> Set task: Provide only the number of lines where "avatar" occurs.
>> Begin Entries supplied
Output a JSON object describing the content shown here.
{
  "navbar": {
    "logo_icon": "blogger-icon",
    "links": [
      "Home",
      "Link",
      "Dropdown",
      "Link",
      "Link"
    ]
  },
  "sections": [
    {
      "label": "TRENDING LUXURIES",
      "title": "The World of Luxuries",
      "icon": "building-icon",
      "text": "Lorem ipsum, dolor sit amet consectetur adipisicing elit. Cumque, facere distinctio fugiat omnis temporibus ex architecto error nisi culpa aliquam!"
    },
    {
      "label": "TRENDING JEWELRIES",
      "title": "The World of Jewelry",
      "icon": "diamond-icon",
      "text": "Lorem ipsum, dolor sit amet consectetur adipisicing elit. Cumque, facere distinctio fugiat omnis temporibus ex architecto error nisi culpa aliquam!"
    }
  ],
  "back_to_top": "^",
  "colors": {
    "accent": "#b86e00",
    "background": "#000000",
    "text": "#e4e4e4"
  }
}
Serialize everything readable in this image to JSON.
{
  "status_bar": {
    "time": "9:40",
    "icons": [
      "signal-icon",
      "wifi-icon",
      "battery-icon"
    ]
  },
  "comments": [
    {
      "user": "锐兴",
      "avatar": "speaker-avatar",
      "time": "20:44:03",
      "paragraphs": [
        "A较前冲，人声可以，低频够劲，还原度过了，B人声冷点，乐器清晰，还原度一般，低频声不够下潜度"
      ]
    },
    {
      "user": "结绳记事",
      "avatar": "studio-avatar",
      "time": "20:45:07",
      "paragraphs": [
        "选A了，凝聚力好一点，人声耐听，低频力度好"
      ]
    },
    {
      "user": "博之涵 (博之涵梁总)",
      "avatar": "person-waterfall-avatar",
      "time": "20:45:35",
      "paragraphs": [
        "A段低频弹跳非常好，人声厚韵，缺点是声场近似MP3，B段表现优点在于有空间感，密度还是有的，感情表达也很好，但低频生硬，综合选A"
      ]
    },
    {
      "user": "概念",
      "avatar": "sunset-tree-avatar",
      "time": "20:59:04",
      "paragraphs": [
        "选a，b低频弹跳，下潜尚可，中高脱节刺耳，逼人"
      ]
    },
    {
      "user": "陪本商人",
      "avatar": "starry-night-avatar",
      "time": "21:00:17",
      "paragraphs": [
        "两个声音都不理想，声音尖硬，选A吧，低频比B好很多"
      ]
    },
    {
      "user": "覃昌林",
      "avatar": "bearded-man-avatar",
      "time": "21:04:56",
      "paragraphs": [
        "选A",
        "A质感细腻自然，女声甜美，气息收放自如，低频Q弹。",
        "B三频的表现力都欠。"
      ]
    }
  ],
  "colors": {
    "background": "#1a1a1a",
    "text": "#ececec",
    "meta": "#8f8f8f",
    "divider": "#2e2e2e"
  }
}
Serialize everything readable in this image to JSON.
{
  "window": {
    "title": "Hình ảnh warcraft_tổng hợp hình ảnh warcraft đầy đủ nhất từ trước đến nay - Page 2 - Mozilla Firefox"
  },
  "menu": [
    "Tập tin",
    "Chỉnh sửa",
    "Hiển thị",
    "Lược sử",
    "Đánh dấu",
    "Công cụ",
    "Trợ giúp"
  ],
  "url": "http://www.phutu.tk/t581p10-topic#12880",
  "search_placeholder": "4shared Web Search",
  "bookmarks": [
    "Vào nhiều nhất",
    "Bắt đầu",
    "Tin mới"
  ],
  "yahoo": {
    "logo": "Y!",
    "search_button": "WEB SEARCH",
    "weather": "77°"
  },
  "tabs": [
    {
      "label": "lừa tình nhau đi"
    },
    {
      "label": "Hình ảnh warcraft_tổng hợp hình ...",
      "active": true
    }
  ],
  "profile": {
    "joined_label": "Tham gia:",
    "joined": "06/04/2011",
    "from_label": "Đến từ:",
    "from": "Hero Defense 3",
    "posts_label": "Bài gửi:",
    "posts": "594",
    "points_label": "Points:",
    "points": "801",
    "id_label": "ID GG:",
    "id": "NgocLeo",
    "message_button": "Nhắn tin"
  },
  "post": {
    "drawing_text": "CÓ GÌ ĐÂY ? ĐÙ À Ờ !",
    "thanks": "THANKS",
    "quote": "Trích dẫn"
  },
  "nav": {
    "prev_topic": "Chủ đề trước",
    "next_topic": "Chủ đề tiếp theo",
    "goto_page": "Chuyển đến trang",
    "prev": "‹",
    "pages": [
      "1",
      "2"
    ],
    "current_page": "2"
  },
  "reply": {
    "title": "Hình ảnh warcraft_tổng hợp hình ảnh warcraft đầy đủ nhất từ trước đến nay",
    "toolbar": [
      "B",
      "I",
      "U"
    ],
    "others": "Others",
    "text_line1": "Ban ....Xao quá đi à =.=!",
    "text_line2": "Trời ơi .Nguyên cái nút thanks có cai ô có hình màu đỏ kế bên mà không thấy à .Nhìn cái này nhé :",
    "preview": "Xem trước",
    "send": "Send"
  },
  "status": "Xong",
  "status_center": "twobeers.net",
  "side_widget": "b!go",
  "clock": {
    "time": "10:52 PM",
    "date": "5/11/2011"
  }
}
>> End Entries supplied
> Answer for this exercise: 6